▸ Given instruction:
Gather up the lines that contain "Components".

=== Exercise input ===

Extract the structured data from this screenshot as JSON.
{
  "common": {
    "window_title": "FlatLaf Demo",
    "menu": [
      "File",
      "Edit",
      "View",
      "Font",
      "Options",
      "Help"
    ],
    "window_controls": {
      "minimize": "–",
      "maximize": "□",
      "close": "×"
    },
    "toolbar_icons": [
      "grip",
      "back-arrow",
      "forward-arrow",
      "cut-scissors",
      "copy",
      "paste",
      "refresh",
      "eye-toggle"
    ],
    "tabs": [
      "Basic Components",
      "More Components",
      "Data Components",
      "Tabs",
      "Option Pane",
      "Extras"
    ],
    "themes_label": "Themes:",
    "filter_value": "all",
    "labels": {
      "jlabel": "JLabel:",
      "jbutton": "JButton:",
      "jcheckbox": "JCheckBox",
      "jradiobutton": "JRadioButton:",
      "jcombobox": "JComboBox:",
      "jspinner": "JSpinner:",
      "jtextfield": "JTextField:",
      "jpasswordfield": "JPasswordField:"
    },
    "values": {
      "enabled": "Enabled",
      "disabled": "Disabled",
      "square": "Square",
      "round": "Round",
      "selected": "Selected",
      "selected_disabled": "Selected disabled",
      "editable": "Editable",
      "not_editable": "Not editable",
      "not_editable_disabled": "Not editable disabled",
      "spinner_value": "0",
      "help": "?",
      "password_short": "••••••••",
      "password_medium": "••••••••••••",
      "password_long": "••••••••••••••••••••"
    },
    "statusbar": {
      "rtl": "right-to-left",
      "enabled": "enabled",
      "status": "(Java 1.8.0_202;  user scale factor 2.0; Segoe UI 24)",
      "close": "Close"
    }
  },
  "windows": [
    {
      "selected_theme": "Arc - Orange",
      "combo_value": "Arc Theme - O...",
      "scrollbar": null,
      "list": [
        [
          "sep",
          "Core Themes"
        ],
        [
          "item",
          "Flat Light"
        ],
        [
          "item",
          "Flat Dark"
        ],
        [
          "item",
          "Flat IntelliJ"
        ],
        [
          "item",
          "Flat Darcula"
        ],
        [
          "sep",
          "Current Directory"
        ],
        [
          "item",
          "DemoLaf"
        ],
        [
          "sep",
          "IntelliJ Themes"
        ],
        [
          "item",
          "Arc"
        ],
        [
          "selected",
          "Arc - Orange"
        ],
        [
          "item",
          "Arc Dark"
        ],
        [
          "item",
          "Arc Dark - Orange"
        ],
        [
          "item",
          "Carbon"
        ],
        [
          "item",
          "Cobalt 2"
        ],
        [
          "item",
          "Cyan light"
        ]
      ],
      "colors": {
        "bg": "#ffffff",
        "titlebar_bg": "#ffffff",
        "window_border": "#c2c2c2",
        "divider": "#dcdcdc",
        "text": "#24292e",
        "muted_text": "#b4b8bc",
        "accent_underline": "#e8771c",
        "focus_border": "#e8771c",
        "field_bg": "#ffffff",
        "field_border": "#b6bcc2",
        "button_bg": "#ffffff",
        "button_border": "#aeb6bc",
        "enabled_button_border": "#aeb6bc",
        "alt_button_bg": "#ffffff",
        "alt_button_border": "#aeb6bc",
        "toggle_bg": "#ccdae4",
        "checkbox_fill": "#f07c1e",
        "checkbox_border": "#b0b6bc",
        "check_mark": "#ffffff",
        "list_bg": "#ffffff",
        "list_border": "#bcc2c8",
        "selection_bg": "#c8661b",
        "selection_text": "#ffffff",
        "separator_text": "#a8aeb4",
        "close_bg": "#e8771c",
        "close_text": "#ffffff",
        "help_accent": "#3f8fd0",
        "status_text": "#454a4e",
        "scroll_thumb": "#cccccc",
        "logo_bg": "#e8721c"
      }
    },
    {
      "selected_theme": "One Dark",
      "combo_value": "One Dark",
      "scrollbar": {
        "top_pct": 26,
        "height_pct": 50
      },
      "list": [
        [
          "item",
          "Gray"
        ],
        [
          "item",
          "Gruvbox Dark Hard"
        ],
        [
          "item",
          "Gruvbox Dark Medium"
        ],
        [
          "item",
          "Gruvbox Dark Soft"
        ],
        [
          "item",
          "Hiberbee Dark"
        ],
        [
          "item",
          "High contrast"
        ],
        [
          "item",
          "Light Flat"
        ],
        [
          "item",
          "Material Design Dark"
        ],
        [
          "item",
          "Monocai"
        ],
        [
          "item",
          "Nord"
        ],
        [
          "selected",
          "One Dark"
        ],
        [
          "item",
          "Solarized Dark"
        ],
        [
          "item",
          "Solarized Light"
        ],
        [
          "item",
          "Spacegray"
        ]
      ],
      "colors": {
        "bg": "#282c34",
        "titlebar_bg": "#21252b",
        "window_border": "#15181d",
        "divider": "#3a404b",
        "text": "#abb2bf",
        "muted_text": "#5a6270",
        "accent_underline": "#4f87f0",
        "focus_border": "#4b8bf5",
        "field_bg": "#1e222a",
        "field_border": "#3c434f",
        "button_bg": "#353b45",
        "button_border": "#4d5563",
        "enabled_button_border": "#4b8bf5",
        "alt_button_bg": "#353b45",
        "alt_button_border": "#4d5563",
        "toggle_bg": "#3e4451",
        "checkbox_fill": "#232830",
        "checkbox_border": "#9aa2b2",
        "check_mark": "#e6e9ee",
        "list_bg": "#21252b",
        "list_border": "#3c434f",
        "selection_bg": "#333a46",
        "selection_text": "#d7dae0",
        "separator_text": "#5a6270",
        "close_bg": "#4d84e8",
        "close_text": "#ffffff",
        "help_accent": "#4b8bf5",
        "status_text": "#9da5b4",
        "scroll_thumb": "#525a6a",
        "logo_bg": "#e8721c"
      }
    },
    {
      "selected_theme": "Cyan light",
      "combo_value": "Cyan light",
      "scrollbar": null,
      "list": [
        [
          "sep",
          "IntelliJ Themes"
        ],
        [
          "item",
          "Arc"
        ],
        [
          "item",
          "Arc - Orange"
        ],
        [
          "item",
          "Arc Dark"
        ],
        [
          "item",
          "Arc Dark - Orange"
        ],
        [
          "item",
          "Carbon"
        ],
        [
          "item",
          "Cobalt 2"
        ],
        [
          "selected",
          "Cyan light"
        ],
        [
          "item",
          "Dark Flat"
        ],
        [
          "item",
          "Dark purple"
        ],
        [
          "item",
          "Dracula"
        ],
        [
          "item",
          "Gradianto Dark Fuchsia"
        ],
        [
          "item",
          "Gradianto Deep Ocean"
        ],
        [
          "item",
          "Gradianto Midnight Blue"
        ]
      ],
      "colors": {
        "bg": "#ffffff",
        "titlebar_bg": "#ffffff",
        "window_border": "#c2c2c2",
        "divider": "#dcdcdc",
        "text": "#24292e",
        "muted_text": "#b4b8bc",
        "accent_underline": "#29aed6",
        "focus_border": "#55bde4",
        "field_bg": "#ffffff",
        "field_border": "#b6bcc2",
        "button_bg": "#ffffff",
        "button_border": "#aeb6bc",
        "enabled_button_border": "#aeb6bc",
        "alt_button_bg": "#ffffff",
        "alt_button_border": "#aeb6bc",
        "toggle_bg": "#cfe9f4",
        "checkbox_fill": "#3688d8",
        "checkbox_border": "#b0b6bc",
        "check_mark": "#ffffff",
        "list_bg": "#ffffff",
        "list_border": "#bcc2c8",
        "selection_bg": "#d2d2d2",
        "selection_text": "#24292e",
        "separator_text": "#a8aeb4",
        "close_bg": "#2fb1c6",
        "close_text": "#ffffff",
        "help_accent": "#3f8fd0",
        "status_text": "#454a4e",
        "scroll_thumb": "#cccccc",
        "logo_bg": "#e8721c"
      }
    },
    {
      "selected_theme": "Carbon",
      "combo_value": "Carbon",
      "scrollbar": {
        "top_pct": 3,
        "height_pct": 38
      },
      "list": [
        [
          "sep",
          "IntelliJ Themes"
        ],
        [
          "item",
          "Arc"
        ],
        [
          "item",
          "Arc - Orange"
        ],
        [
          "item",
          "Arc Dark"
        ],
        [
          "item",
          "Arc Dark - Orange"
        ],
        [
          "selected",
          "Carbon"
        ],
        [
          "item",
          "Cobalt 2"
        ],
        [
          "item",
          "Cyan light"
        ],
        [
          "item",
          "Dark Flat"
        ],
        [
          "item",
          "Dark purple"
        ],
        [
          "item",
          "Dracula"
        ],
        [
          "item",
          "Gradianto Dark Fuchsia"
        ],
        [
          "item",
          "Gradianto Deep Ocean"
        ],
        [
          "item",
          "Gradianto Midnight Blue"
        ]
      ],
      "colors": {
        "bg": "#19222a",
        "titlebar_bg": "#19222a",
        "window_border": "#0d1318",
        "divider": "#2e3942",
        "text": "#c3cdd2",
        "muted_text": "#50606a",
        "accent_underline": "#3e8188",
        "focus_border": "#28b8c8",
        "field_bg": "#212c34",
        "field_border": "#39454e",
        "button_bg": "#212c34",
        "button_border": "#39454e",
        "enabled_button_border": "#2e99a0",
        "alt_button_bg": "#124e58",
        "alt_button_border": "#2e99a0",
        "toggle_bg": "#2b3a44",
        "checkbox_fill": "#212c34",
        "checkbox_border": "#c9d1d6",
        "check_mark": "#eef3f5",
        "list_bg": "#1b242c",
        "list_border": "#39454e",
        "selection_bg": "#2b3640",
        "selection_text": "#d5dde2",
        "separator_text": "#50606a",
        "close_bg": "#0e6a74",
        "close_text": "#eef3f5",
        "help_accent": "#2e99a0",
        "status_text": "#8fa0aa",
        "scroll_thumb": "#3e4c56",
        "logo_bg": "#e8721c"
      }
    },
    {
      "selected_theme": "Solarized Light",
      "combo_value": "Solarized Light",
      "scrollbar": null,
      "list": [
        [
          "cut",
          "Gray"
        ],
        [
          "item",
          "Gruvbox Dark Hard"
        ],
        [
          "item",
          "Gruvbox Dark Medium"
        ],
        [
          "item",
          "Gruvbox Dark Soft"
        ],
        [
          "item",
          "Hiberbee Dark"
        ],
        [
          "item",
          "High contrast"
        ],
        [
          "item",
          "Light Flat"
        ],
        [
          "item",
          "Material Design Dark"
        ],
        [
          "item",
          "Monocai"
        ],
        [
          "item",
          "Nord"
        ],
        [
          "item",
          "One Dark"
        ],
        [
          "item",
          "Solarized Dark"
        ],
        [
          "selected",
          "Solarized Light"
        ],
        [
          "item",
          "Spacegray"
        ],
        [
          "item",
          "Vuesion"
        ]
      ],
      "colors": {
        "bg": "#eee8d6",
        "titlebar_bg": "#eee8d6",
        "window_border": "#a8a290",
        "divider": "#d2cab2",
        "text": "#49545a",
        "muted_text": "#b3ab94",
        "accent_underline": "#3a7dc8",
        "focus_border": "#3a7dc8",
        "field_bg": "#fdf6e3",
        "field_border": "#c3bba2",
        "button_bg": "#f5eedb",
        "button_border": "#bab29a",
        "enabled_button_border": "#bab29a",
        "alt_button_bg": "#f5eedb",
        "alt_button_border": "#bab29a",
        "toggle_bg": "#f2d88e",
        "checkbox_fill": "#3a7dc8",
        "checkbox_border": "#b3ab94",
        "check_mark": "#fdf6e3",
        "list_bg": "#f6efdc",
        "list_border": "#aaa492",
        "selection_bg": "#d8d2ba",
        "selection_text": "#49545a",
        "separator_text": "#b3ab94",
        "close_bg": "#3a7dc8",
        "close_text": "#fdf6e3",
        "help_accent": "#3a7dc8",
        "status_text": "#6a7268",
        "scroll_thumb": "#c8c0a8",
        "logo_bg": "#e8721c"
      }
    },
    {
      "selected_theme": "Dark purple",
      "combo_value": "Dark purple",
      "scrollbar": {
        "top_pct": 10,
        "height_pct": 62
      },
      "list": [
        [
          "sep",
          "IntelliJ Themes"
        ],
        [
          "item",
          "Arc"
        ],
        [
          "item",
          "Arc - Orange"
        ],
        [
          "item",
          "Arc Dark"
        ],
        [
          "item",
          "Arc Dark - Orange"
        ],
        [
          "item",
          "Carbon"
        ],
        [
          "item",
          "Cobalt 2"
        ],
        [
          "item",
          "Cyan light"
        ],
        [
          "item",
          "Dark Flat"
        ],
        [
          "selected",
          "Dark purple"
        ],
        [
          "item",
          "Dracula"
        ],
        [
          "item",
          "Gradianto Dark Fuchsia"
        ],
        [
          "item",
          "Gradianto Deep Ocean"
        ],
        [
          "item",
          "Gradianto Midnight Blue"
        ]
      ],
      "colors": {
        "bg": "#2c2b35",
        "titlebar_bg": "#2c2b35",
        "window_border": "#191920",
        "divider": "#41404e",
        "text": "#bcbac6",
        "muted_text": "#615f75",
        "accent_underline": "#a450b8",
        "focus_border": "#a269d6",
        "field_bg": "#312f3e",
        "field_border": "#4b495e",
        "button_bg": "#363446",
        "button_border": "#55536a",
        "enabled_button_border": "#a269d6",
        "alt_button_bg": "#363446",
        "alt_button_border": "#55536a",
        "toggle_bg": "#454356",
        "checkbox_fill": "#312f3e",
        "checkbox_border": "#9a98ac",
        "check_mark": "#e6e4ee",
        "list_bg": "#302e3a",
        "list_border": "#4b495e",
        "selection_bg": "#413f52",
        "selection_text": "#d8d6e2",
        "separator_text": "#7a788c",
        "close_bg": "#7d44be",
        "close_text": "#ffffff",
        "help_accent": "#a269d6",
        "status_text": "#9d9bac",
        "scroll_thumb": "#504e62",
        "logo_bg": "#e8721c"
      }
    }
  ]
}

===

▸ Task response:
      "Basic Components",
      "More Components",
      "Data Components",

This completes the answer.